── DATA FOR PROCESSING ──

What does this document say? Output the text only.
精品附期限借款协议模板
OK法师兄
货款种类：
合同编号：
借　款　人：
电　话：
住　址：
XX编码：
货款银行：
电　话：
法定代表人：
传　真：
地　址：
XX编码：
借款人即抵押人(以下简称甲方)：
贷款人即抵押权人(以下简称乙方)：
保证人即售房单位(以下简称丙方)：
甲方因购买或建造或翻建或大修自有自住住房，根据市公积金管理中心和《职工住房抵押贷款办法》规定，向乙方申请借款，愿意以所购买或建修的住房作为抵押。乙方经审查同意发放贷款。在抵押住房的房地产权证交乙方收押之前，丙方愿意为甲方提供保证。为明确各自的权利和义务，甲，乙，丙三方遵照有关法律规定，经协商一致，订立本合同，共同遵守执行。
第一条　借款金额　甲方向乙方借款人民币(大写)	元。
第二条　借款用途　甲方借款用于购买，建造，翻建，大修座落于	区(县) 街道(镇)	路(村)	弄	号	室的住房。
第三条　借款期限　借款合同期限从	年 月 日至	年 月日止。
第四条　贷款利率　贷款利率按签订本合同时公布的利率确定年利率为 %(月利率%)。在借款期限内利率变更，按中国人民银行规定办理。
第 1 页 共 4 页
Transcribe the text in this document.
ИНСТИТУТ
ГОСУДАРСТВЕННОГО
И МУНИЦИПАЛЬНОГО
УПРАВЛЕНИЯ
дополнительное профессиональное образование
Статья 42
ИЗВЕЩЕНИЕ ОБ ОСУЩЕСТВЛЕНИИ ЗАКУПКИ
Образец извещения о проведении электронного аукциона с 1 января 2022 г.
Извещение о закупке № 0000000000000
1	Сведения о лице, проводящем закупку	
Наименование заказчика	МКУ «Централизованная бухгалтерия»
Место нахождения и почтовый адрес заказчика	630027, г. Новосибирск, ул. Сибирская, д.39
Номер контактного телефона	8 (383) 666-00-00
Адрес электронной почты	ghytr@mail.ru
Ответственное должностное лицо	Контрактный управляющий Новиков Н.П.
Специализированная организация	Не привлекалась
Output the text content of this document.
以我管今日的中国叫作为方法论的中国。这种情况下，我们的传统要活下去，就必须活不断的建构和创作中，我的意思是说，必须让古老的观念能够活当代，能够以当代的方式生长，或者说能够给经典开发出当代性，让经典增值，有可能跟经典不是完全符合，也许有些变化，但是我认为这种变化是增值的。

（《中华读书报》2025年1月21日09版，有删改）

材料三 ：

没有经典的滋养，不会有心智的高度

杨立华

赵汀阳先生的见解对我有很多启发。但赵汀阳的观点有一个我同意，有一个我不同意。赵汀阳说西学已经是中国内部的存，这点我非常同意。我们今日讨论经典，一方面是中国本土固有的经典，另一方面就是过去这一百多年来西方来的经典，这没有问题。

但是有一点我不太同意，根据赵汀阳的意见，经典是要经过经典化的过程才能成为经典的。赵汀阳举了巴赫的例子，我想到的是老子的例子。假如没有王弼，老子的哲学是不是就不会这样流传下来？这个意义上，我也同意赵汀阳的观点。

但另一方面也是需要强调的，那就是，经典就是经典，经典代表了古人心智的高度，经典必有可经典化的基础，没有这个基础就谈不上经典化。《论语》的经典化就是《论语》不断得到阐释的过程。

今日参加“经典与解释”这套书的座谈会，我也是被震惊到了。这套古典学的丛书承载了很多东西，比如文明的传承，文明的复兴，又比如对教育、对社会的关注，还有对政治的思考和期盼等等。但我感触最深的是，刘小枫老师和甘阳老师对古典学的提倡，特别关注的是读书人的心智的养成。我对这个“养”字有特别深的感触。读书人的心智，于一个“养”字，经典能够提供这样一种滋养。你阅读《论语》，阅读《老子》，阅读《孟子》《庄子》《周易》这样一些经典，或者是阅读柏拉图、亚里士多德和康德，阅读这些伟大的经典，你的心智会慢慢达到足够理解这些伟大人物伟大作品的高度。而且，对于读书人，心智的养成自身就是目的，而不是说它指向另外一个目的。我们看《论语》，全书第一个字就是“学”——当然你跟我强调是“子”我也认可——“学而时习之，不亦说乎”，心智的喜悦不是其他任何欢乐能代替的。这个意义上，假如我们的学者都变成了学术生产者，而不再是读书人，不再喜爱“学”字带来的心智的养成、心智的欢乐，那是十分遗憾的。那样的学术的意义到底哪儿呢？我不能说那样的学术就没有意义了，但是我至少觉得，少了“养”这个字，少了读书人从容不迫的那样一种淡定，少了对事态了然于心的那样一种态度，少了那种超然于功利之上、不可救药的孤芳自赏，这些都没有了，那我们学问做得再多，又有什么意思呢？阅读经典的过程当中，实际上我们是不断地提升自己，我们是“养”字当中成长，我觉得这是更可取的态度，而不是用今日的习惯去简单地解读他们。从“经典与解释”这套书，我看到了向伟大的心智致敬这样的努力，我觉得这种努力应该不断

───

» **PROBLEM REQUIREMENTS**:
Give back all the data exactly as written.

» **WRITTEN REPLY**:
What does this document say? Output the text only.
精品附期限借款协议模板
OK法师兄
货款种类：
合同编号：
借　款　人：
电　话：
住　址：
XX编码：
货款银行：
电　话：
法定代表人：
传　真：
地　址：
XX编码：
借款人即抵押人(以下简称甲方)：
贷款人即抵押权人(以下简称乙方)：
保证人即售房单位(以下简称丙方)：
甲方因购买或建造或翻建或大修自有自住住房，根据市公积金管理中心和《职工住房抵押贷款办法》规定，向乙方申请借款，愿意以所购买或建修的住房作为抵押。乙方经审查同意发放贷款。在抵押住房的房地产权证交乙方收押之前，丙方愿意为甲方提供保证。为明确各自的权利和义务，甲，乙，丙三方遵照有关法律规定，经协商一致，订立本合同，共同遵守执行。
第一条　借款金额　甲方向乙方借款人民币(大写)	元。
第二条　借款用途　甲方借款用于购买，建造，翻建，大修座落于	区(县) 街道(镇)	路(村)	弄	号	室的住房。
第三条　借款期限　借款合同期限从	年 月 日至	年 月日止。
第四条　贷款利率　贷款利率按签订本合同时公布的利率确定年利率为 %(月利率%)。在借款期限内利率变更，按中国人民银行规定办理。
第 1 页 共 4 页
Transcribe the text in this document.
ИНСТИТУТ
ГОСУДАРСТВЕННОГО
И МУНИЦИПАЛЬНОГО
УПРАВЛЕНИЯ
дополнительное профессиональное образование
Статья 42
ИЗВЕЩЕНИЕ ОБ ОСУЩЕСТВЛЕНИИ ЗАКУПКИ
Образец извещения о проведении электронного аукциона с 1 января 2022 г.
Извещение о закупке № 0000000000000
1	Сведения о лице, проводящем закупку	
Наименование заказчика	МКУ «Централизованная бухгалтерия»
Место нахождения и почтовый адрес заказчика	630027, г. Новосибирск, ул. Сибирская, д.39
Номер контактного телефона	8 (383) 666-00-00
Адрес электронной почты	ghytr@mail.ru
Ответственное должностное лицо	Контрактный управляющий Новиков Н.П.
Специализированная организация	Не привлекалась
Output the text content of this document.
以我管今日的中国叫作为方法论的中国。这种情况下，我们的传统要活下去，就必须活不断的建构和创作中，我的意思是说，必须让古老的观念能够活当代，能够以当代的方式生长，或者说能够给经典开发出当代性，让经典增值，有可能跟经典不是完全符合，也许有些变化，但是我认为这种变化是增值的。

（《中华读书报》2025年1月21日09版，有删改）

材料三 ：

没有经典的滋养，不会有心智的高度

杨立华

赵汀阳先生的见解对我有很多启发。但赵汀阳的观点有一个我同意，有一个我不同意。赵汀阳说西学已经是中国内部的存，这点我非常同意。我们今日讨论经典，一方面是中国本土固有的经典，另一方面就是过去这一百多年来西方来的经典，这没有问题。

但是有一点我不太同意，根据赵汀阳的意见，经典是要经过经典化的过程才能成为经典的。赵汀阳举了巴赫的例子，我想到的是老子的例子。假如没有王弼，老子的哲学是不是就不会这样流传下来？这个意义上，我也同意赵汀阳的观点。

但另一方面也是需要强调的，那就是，经典就是经典，经典代表了古人心智的高度，经典必有可经典化的基础，没有这个基础就谈不上经典化。《论语》的经典化就是《论语》不断得到阐释的过程。

今日参加“经典与解释”这套书的座谈会，我也是被震惊到了。这套古典学的丛书承载了很多东西，比如文明的传承，文明的复兴，又比如对教育、对社会的关注，还有对政治的思考和期盼等等。但我感触最深的是，刘小枫老师和甘阳老师对古典学的提倡，特别关注的是读书人的心智的养成。我对这个“养”字有特别深的感触。读书人的心智，于一个“养”字，经典能够提供这样一种滋养。你阅读《论语》，阅读《老子》，阅读《孟子》《庄子》《周易》这样一些经典，或者是阅读柏拉图、亚里士多德和康德，阅读这些伟大的经典，你的心智会慢慢达到足够理解这些伟大人物伟大作品的高度。而且，对于读书人，心智的养成自身就是目的，而不是说它指向另外一个目的。我们看《论语》，全书第一个字就是“学”——当然你跟我强调是“子”我也认可——“学而时习之，不亦说乎”，心智的喜悦不是其他任何欢乐能代替的。这个意义上，假如我们的学者都变成了学术生产者，而不再是读书人，不再喜爱“学”字带来的心智的养成、心智的欢乐，那是十分遗憾的。那样的学术的意义到底哪儿呢？我不能说那样的学术就没有意义了，但是我至少觉得，少了“养”这个字，少了读书人从容不迫的那样一种淡定，少了对事态了然于心的那样一种态度，少了那种超然于功利之上、不可救药的孤芳自赏，这些都没有了，那我们学问做得再多，又有什么意思呢？阅读经典的过程当中，实际上我们是不断地提升自己，我们是“养”字当中成长，我觉得这是更可取的态度，而不是用今日的习惯去简单地解读他们。从“经典与解释”这套书，我看到了向伟大的心智致敬这样的努力，我觉得这种努力应该不断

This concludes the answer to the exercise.